- _PROBLEM DESCRIPTION_
Look through the material below for "vozidle". Copy every line that contains it.

━━━━━━

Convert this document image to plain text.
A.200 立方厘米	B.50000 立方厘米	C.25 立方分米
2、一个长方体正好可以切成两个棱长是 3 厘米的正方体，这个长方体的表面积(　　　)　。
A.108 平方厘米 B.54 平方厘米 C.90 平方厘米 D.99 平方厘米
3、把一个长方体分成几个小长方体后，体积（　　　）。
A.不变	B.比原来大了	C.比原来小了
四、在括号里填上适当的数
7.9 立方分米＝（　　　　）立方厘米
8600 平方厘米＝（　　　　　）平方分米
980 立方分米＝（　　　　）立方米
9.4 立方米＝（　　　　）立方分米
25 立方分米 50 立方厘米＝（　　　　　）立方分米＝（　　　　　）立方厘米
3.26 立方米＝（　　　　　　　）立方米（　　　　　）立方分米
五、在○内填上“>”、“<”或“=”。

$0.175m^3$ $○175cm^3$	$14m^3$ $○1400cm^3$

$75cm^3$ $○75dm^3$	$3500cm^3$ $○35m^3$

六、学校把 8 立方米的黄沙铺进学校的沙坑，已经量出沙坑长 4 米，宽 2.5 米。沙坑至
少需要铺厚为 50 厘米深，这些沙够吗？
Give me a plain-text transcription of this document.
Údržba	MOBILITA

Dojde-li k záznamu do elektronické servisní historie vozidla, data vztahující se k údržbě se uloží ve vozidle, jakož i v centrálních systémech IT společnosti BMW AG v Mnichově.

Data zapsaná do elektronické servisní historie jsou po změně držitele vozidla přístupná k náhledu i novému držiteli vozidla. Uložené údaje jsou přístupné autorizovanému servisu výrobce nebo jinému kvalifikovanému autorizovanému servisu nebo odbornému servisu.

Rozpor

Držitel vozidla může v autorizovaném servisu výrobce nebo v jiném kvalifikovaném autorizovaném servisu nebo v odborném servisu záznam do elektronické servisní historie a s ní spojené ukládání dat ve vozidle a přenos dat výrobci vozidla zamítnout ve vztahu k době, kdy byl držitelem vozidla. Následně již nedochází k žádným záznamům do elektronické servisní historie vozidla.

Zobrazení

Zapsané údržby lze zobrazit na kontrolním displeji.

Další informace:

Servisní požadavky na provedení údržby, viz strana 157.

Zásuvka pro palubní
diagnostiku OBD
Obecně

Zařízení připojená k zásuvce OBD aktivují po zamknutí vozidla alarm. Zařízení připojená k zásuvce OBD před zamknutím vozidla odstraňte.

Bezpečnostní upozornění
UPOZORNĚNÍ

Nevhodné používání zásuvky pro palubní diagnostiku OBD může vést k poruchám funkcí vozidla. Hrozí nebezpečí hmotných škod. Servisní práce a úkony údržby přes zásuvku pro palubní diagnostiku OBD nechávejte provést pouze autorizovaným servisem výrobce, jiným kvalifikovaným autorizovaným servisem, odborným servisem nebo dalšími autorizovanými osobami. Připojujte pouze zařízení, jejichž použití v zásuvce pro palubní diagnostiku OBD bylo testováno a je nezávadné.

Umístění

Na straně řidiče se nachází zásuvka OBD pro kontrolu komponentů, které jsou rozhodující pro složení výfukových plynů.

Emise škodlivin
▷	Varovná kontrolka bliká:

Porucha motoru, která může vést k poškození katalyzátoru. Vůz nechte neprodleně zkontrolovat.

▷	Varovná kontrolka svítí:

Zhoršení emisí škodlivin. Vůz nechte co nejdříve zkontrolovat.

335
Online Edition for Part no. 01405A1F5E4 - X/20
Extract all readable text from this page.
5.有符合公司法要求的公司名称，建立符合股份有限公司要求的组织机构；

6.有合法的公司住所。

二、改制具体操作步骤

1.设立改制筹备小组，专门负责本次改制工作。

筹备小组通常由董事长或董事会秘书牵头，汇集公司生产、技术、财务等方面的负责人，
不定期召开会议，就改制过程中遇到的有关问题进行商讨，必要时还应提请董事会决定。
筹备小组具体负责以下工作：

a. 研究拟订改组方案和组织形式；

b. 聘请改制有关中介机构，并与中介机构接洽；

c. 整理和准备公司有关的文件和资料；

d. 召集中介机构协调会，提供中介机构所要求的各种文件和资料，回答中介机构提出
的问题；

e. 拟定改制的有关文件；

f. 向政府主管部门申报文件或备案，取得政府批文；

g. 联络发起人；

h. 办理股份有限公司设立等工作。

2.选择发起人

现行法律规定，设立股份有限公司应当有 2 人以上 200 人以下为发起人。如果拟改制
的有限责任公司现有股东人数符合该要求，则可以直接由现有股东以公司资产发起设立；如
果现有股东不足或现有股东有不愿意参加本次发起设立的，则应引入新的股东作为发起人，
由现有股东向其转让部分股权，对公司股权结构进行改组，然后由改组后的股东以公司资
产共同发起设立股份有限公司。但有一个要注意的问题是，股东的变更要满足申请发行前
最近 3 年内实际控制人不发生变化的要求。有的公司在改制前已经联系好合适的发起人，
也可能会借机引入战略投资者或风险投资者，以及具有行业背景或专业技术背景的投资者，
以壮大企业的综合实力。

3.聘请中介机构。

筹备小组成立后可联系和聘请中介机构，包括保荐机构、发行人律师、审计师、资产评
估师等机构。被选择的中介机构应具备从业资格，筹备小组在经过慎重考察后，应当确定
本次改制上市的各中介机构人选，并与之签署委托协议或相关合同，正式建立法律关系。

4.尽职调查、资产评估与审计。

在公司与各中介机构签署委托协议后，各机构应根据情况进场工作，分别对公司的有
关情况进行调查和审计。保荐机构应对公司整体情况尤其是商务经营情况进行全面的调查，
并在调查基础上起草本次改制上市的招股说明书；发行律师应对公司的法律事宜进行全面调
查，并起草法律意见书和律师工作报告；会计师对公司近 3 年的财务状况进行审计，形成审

━━━━━━

- _RESULT FOR THIS TASK_
Dojde-li k záznamu do elektronické servisní historie vozidla, data vztahující se k údržbě se uloží ve vozidle, jakož i v centrálních systémech IT společnosti BMW AG v Mnichově.
Držitel vozidla může v autorizovaném servisu výrobce nebo v jiném kvalifikovaném autorizovaném servisu nebo v odborném servisu záznam do elektronické servisní historie a s ní spojené ukládání dat ve vozidle a přenos dat výrobci vozidla zamítnout ve vztahu k době, kdy byl držitelem vozidla. Následně již nedochází k žádným záznamům do elektronické servisní historie vozidla.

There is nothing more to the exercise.